• [GOAL OF THE EXERCISE] Make an exact copy of the records, with the images left out.

* Begin *

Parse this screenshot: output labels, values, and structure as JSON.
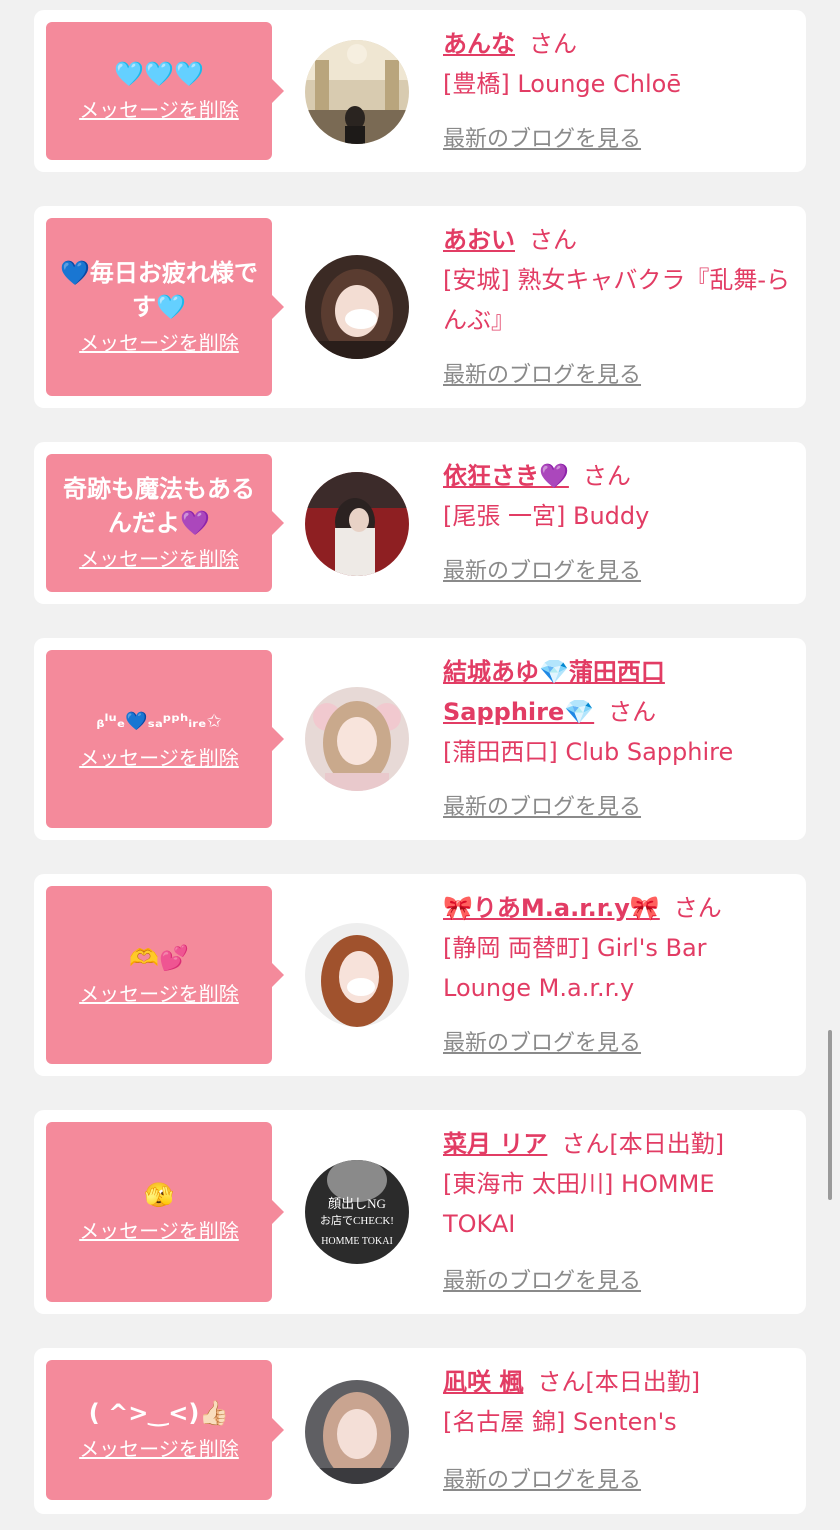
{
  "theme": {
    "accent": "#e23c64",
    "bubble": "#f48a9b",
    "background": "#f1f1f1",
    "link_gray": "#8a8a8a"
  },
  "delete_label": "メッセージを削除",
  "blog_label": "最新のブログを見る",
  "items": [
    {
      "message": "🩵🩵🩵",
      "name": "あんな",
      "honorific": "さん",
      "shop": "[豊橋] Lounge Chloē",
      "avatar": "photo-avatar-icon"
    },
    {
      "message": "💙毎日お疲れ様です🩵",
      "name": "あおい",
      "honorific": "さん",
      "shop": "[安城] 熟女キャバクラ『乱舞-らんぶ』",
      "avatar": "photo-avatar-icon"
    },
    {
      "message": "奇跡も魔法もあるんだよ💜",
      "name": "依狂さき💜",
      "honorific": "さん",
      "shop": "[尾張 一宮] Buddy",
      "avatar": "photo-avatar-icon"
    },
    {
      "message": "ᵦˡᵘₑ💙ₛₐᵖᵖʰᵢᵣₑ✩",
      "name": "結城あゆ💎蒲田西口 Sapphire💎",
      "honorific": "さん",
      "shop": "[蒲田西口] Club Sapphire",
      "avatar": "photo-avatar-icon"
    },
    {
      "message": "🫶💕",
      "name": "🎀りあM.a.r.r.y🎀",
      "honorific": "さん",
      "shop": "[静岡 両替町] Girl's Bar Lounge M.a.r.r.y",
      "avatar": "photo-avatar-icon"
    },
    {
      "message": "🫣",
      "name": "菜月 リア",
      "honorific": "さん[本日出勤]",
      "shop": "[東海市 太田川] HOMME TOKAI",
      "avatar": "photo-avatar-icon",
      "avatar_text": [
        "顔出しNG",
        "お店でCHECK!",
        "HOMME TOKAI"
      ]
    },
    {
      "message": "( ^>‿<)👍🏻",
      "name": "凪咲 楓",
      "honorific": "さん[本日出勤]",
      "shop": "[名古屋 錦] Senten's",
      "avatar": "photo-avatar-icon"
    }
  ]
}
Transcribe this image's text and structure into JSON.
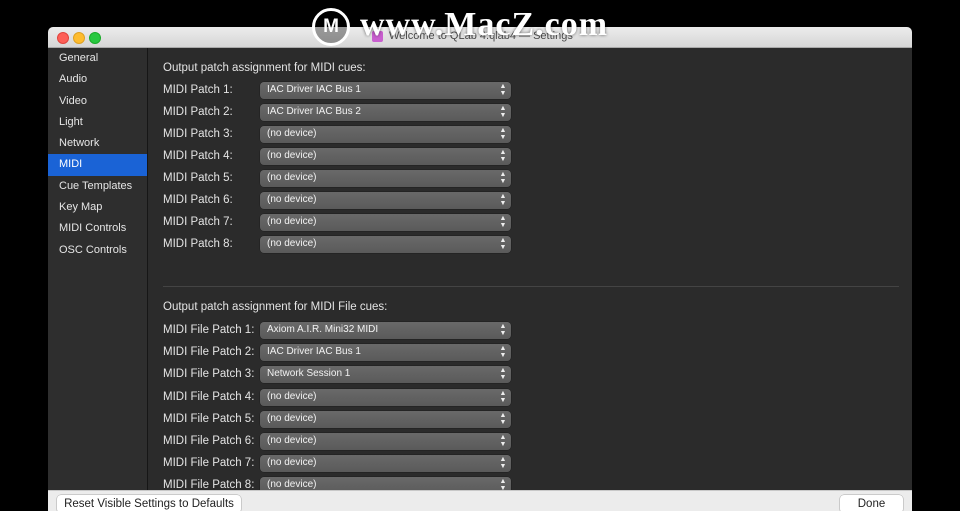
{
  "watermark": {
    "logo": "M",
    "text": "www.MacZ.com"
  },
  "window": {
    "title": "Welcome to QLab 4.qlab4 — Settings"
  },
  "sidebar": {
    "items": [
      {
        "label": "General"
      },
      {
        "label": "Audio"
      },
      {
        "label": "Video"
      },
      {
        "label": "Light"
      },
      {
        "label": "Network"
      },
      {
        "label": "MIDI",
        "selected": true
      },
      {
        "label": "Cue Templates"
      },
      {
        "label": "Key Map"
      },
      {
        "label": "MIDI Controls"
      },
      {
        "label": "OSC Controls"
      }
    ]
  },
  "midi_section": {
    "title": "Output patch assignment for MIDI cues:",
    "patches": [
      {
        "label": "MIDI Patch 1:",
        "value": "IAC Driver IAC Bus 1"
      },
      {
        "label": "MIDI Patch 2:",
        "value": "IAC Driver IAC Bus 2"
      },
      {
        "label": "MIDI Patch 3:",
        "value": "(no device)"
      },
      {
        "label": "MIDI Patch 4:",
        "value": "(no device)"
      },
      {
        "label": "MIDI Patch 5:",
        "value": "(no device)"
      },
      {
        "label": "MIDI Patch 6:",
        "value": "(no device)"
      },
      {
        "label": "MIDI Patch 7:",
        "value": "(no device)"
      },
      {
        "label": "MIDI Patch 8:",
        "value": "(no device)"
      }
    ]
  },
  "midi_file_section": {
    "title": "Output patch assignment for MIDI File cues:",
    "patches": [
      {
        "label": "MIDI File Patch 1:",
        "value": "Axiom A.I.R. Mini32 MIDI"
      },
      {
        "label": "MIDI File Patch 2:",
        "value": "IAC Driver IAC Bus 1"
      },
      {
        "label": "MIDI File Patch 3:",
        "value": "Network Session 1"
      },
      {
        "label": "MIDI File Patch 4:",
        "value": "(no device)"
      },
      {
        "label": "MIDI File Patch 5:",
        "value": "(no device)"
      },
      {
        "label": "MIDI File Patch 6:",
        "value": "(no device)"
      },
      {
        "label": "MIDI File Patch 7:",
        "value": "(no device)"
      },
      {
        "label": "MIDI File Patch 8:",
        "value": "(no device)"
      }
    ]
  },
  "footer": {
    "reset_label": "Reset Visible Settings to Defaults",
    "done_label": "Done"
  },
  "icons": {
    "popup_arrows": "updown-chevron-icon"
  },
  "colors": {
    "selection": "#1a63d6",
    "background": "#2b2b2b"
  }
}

* End *

• [EXERCISE OUTPUT]
Parse this screenshot: output labels, values, and structure as JSON.
{
  "theme": {
    "accent": "#e23c64",
    "bubble": "#f48a9b",
    "background": "#f1f1f1",
    "link_gray": "#8a8a8a"
  },
  "delete_label": "メッセージを削除",
  "blog_label": "最新のブログを見る",
  "items": [
    {
      "message": "🩵🩵🩵",
      "name": "あんな",
      "honorific": "さん",
      "shop": "[豊橋] Lounge Chloē",
      "avatar": "photo-avatar-icon"
    },
    {
      "message": "💙毎日お疲れ様です🩵",
      "name": "あおい",
      "honorific": "さん",
      "shop": "[安城] 熟女キャバクラ『乱舞-らんぶ』",
      "avatar": "photo-avatar-icon"
    },
    {
      "message": "奇跡も魔法もあるんだよ💜",
      "name": "依狂さき💜",
      "honorific": "さん",
      "shop": "[尾張 一宮] Buddy",
      "avatar": "photo-avatar-icon"
    },
    {
      "message": "ᵦˡᵘₑ💙ₛₐᵖᵖʰᵢᵣₑ✩",
      "name": "結城あゆ💎蒲田西口 Sapphire💎",
      "honorific": "さん",
      "shop": "[蒲田西口] Club Sapphire",
      "avatar": "photo-avatar-icon"
    },
    {
      "message": "🫶💕",
      "name": "🎀りあM.a.r.r.y🎀",
      "honorific": "さん",
      "shop": "[静岡 両替町] Girl's Bar Lounge M.a.r.r.y",
      "avatar": "photo-avatar-icon"
    },
    {
      "message": "🫣",
      "name": "菜月 リア",
      "honorific": "さん[本日出勤]",
      "shop": "[東海市 太田川] HOMME TOKAI",
      "avatar": "photo-avatar-icon",
      "avatar_text": [
        "顔出しNG",
        "お店でCHECK!",
        "HOMME TOKAI"
      ]
    },
    {
      "message": "( ^>‿<)👍🏻",
      "name": "凪咲 楓",
      "honorific": "さん[本日出勤]",
      "shop": "[名古屋 錦] Senten's",
      "avatar": "photo-avatar-icon"
    }
  ]
}
Transcribe this image's text and structure into JSON.
{
  "watermark": {
    "logo": "M",
    "text": "www.MacZ.com"
  },
  "window": {
    "title": "Welcome to QLab 4.qlab4 — Settings"
  },
  "sidebar": {
    "items": [
      {
        "label": "General"
      },
      {
        "label": "Audio"
      },
      {
        "label": "Video"
      },
      {
        "label": "Light"
      },
      {
        "label": "Network"
      },
      {
        "label": "MIDI",
        "selected": true
      },
      {
        "label": "Cue Templates"
      },
      {
        "label": "Key Map"
      },
      {
        "label": "MIDI Controls"
      },
      {
        "label": "OSC Controls"
      }
    ]
  },
  "midi_section": {
    "title": "Output patch assignment for MIDI cues:",
    "patches": [
      {
        "label": "MIDI Patch 1:",
        "value": "IAC Driver IAC Bus 1"
      },
      {
        "label": "MIDI Patch 2:",
        "value": "IAC Driver IAC Bus 2"
      },
      {
        "label": "MIDI Patch 3:",
        "value": "(no device)"
      },
      {
        "label": "MIDI Patch 4:",
        "value": "(no device)"
      },
      {
        "label": "MIDI Patch 5:",
        "value": "(no device)"
      },
      {
        "label": "MIDI Patch 6:",
        "value": "(no device)"
      },
      {
        "label": "MIDI Patch 7:",
        "value": "(no device)"
      },
      {
        "label": "MIDI Patch 8:",
        "value": "(no device)"
      }
    ]
  },
  "midi_file_section": {
    "title": "Output patch assignment for MIDI File cues:",
    "patches": [
      {
        "label": "MIDI File Patch 1:",
        "value": "Axiom A.I.R. Mini32 MIDI"
      },
      {
        "label": "MIDI File Patch 2:",
        "value": "IAC Driver IAC Bus 1"
      },
      {
        "label": "MIDI File Patch 3:",
        "value": "Network Session 1"
      },
      {
        "label": "MIDI File Patch 4:",
        "value": "(no device)"
      },
      {
        "label": "MIDI File Patch 5:",
        "value": "(no device)"
      },
      {
        "label": "MIDI File Patch 6:",
        "value": "(no device)"
      },
      {
        "label": "MIDI File Patch 7:",
        "value": "(no device)"
      },
      {
        "label": "MIDI File Patch 8:",
        "value": "(no device)"
      }
    ]
  },
  "footer": {
    "reset_label": "Reset Visible Settings to Defaults",
    "done_label": "Done"
  },
  "icons": {
    "popup_arrows": "updown-chevron-icon"
  },
  "colors": {
    "selection": "#1a63d6",
    "background": "#2b2b2b"
  }
}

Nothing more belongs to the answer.